Type out the complete listing below word for word, without its pictures.
......
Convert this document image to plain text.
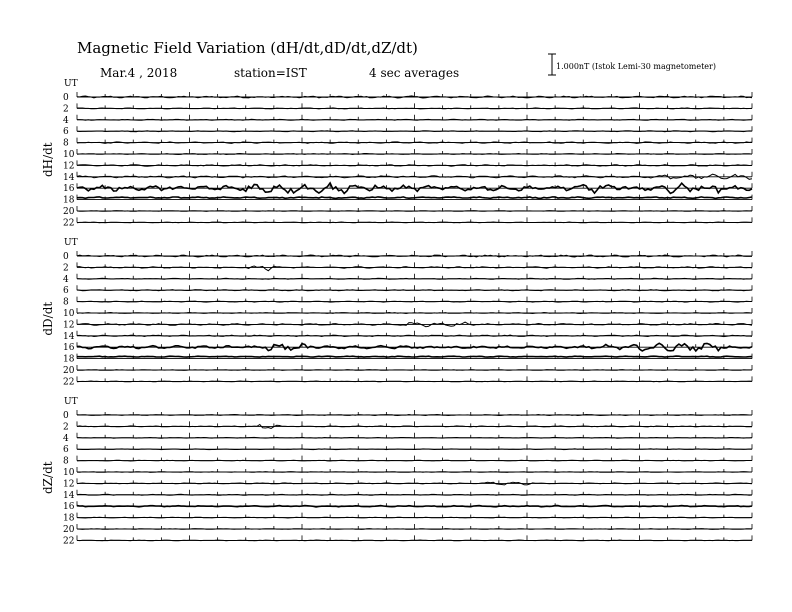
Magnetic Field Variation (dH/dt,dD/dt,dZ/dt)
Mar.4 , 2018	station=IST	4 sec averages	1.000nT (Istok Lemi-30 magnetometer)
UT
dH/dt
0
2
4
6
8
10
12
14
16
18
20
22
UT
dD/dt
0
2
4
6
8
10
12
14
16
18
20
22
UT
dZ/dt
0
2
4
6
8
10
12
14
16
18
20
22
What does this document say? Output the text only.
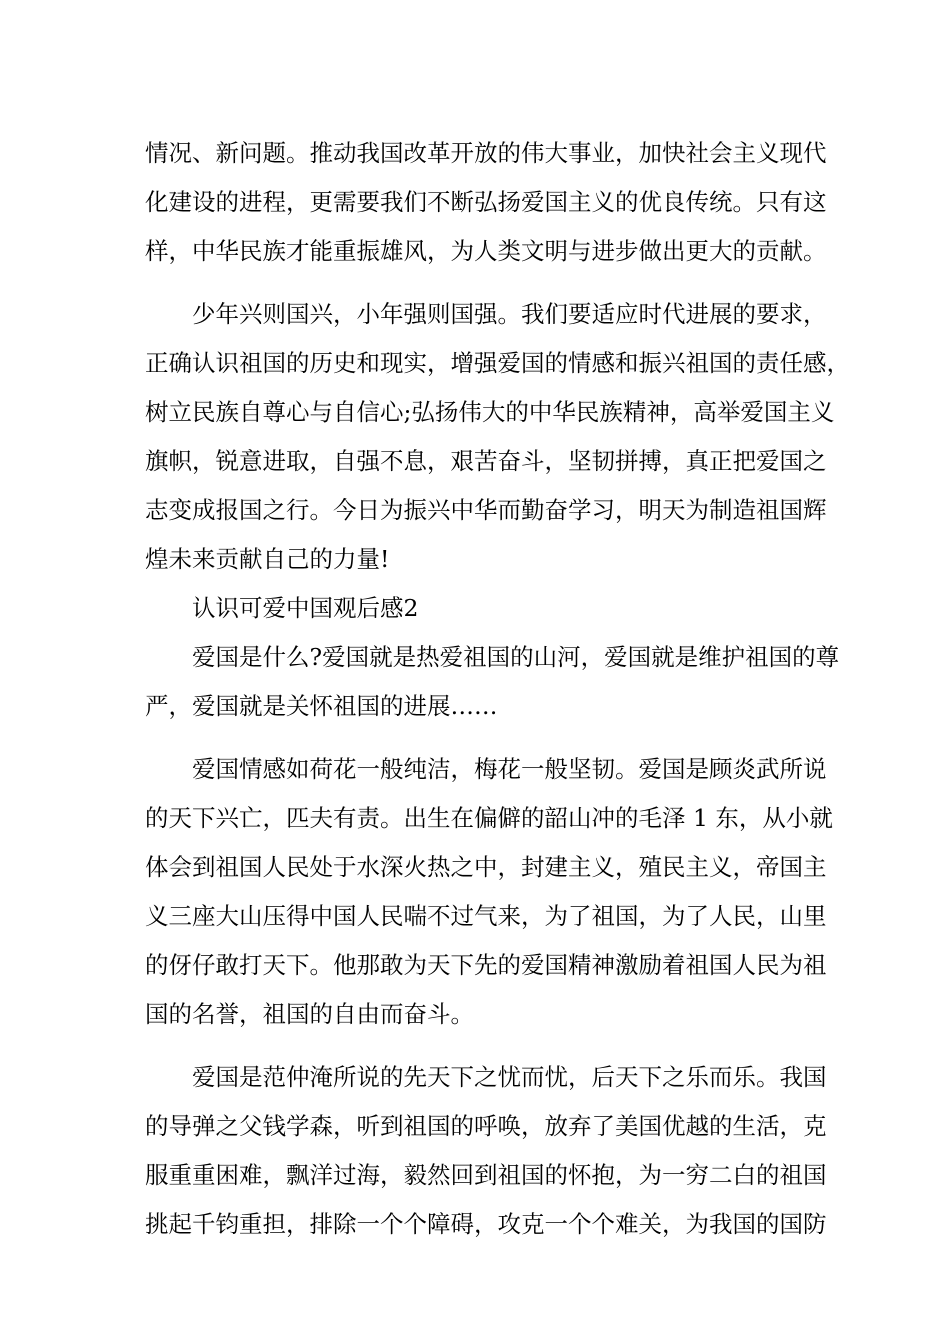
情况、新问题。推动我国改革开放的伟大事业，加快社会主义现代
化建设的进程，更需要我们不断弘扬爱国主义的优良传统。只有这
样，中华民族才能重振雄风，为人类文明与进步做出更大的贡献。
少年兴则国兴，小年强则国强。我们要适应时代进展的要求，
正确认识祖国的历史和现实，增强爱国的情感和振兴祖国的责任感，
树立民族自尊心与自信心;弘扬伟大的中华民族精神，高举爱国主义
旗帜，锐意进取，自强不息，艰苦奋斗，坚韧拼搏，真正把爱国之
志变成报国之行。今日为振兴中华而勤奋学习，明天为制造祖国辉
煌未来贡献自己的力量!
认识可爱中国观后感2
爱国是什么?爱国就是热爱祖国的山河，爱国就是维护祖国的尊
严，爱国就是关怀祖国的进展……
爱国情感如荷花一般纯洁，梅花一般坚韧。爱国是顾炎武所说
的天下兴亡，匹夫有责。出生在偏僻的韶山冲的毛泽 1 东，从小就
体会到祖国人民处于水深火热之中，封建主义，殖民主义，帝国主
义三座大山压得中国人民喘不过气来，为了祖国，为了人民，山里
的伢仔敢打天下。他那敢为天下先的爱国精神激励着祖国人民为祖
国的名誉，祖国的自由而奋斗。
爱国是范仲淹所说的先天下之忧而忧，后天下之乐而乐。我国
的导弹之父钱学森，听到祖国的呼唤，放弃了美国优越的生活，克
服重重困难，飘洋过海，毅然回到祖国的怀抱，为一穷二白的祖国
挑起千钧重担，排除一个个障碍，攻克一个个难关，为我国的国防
......
[EXERCISE SOLUTION]
Convert this document image to plain text.
Magnetic Field Variation (dH/dt,dD/dt,dZ/dt)
Mar.4 , 2018	station=IST	4 sec averages	1.000nT (Istok Lemi-30 magnetometer)
UT
dH/dt
0
2
4
6
8
10
12
14
16
18
20
22
UT
dD/dt
0
2
4
6
8
10
12
14
16
18
20
22
UT
dZ/dt
0
2
4
6
8
10
12
14
16
18
20
22
What does this document say? Output the text only.
情况、新问题。推动我国改革开放的伟大事业，加快社会主义现代
化建设的进程，更需要我们不断弘扬爱国主义的优良传统。只有这
样，中华民族才能重振雄风，为人类文明与进步做出更大的贡献。
少年兴则国兴，小年强则国强。我们要适应时代进展的要求，
正确认识祖国的历史和现实，增强爱国的情感和振兴祖国的责任感，
树立民族自尊心与自信心;弘扬伟大的中华民族精神，高举爱国主义
旗帜，锐意进取，自强不息，艰苦奋斗，坚韧拼搏，真正把爱国之
志变成报国之行。今日为振兴中华而勤奋学习，明天为制造祖国辉
煌未来贡献自己的力量!
认识可爱中国观后感2
爱国是什么?爱国就是热爱祖国的山河，爱国就是维护祖国的尊
严，爱国就是关怀祖国的进展……
爱国情感如荷花一般纯洁，梅花一般坚韧。爱国是顾炎武所说
的天下兴亡，匹夫有责。出生在偏僻的韶山冲的毛泽 1 东，从小就
体会到祖国人民处于水深火热之中，封建主义，殖民主义，帝国主
义三座大山压得中国人民喘不过气来，为了祖国，为了人民，山里
的伢仔敢打天下。他那敢为天下先的爱国精神激励着祖国人民为祖
国的名誉，祖国的自由而奋斗。
爱国是范仲淹所说的先天下之忧而忧，后天下之乐而乐。我国
的导弹之父钱学森，听到祖国的呼唤，放弃了美国优越的生活，克
服重重困难，飘洋过海，毅然回到祖国的怀抱，为一穷二白的祖国
挑起千钧重担，排除一个个障碍，攻克一个个难关，为我国的国防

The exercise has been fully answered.